▸ Entries with figure data
-*-
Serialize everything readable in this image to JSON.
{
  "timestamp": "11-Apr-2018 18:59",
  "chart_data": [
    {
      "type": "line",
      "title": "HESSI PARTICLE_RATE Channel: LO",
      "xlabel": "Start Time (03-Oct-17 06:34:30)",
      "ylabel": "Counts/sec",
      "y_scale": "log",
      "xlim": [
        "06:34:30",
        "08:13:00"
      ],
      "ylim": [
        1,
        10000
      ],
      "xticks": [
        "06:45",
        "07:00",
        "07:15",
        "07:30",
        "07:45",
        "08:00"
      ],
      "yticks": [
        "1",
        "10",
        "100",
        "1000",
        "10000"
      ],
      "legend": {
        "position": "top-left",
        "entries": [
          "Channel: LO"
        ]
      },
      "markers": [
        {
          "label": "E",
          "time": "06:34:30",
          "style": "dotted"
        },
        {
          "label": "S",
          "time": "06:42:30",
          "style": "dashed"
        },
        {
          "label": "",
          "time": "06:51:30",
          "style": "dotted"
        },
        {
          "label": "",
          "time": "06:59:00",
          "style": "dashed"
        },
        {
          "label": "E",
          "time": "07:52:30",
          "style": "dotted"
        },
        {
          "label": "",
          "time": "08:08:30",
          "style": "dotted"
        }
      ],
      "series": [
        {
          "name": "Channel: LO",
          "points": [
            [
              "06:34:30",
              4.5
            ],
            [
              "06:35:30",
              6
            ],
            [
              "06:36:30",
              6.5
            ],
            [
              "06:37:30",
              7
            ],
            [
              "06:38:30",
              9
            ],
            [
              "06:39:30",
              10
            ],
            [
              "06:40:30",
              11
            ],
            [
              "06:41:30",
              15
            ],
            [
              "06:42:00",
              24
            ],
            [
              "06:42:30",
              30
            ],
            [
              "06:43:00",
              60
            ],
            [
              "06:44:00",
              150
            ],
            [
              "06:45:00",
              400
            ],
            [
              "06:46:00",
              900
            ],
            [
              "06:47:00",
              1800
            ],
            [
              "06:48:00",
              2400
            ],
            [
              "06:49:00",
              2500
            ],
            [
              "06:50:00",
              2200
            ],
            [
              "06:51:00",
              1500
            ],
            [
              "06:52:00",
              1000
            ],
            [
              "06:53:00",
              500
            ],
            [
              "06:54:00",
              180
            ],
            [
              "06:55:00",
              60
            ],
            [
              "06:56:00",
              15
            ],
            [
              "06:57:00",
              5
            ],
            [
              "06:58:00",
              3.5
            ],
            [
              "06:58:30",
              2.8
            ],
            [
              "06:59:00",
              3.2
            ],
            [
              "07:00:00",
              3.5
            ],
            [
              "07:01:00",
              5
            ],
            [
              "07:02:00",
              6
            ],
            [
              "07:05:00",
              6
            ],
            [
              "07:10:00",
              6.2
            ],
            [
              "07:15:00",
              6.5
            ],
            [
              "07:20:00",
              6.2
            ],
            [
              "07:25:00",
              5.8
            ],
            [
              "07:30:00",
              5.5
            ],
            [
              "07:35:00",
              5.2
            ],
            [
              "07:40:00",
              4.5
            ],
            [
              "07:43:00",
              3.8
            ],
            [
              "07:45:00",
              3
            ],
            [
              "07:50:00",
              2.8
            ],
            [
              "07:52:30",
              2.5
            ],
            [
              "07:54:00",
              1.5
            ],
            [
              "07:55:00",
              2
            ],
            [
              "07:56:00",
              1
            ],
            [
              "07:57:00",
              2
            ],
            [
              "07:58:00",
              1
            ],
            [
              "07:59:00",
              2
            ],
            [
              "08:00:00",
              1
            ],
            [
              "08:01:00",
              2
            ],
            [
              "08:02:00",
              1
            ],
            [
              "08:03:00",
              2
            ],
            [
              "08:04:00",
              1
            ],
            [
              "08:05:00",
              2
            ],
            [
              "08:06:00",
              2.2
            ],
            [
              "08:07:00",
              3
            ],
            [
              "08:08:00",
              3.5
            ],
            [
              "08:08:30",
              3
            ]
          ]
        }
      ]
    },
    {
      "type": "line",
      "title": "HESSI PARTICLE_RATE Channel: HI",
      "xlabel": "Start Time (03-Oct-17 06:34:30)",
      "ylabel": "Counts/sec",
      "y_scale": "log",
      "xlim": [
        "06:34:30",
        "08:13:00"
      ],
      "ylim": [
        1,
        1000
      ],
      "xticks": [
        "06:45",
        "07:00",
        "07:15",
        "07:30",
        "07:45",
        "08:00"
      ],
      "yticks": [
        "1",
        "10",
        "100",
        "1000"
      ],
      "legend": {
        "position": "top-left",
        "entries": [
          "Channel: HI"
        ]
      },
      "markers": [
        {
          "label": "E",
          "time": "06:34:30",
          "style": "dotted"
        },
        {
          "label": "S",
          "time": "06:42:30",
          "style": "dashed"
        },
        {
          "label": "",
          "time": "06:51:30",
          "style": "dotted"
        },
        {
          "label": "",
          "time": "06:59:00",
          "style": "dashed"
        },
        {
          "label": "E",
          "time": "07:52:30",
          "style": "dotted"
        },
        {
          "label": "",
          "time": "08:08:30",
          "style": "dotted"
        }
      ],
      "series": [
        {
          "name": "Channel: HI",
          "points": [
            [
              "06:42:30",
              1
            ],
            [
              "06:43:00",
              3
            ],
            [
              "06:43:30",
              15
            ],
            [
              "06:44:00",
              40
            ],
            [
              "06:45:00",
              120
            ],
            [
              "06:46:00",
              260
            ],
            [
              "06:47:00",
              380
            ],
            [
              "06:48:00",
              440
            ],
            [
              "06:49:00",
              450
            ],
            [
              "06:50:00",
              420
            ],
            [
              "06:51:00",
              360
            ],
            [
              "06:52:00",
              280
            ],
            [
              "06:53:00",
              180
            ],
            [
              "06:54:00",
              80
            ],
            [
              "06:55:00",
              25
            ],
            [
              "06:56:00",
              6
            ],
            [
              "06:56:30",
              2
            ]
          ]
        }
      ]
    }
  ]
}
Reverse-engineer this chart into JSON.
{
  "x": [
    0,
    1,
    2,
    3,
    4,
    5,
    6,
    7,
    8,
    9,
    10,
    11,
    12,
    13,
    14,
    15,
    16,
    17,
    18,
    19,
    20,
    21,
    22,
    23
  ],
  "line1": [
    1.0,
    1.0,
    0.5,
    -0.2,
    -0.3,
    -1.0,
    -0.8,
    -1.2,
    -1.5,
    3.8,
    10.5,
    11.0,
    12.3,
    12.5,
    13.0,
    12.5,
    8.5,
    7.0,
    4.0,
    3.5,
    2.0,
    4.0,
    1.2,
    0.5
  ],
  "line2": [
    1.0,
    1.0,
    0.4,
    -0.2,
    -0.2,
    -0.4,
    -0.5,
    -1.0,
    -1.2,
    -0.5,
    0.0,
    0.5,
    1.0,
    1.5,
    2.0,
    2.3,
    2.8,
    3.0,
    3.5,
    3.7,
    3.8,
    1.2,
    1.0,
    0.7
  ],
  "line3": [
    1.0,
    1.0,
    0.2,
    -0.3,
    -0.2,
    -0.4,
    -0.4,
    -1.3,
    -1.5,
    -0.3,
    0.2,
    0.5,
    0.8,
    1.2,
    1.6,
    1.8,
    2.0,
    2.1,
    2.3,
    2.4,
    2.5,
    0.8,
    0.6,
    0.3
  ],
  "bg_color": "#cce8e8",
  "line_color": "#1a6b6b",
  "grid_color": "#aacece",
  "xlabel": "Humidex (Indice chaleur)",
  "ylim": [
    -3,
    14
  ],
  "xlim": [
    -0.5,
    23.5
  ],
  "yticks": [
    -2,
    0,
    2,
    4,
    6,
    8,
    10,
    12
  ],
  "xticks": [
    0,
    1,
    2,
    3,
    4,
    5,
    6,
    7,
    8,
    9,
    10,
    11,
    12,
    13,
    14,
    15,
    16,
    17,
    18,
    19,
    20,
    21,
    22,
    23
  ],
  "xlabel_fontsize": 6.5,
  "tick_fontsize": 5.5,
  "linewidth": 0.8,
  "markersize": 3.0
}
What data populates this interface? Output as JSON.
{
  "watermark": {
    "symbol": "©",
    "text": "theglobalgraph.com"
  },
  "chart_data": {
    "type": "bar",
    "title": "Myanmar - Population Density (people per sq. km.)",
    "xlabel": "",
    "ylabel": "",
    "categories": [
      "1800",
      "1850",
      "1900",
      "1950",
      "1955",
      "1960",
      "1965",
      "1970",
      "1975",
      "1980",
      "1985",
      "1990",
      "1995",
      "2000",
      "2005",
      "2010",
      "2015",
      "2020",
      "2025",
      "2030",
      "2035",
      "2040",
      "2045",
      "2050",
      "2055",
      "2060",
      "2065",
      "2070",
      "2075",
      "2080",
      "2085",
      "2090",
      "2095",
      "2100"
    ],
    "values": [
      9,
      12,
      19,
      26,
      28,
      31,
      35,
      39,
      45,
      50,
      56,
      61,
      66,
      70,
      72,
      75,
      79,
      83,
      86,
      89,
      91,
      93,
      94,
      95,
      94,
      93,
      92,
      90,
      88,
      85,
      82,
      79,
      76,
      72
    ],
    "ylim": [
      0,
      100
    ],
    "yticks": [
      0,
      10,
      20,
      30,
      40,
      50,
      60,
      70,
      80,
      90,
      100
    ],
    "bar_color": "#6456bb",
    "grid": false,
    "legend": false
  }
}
-*-
▸ The task
Starting with the line that contains "What data populates", output every line through the end of the listing above, unchanged.

▸ Output below
What data populates this interface? Output as JSON.
{
  "watermark": {
    "symbol": "©",
    "text": "theglobalgraph.com"
  },
  "chart_data": {
    "type": "bar",
    "title": "Myanmar - Population Density (people per sq. km.)",
    "xlabel": "",
    "ylabel": "",
    "categories": [
      "1800",
      "1850",
      "1900",
      "1950",
      "1955",
      "1960",
      "1965",
      "1970",
      "1975",
      "1980",
      "1985",
      "1990",
      "1995",
      "2000",
      "2005",
      "2010",
      "2015",
      "2020",
      "2025",
      "2030",
      "2035",
      "2040",
      "2045",
      "2050",
      "2055",
      "2060",
      "2065",
      "2070",
      "2075",
      "2080",
      "2085",
      "2090",
      "2095",
      "2100"
    ],
    "values": [
      9,
      12,
      19,
      26,
      28,
      31,
      35,
      39,
      45,
      50,
      56,
      61,
      66,
      70,
      72,
      75,
      79,
      83,
      86,
      89,
      91,
      93,
      94,
      95,
      94,
      93,
      92,
      90,
      88,
      85,
      82,
      79,
      76,
      72
    ],
    "ylim": [
      0,
      100
    ],
    "yticks": [
      0,
      10,
      20,
      30,
      40,
      50,
      60,
      70,
      80,
      90,
      100
    ],
    "bar_color": "#6456bb",
    "grid": false,
    "legend": false
  }
}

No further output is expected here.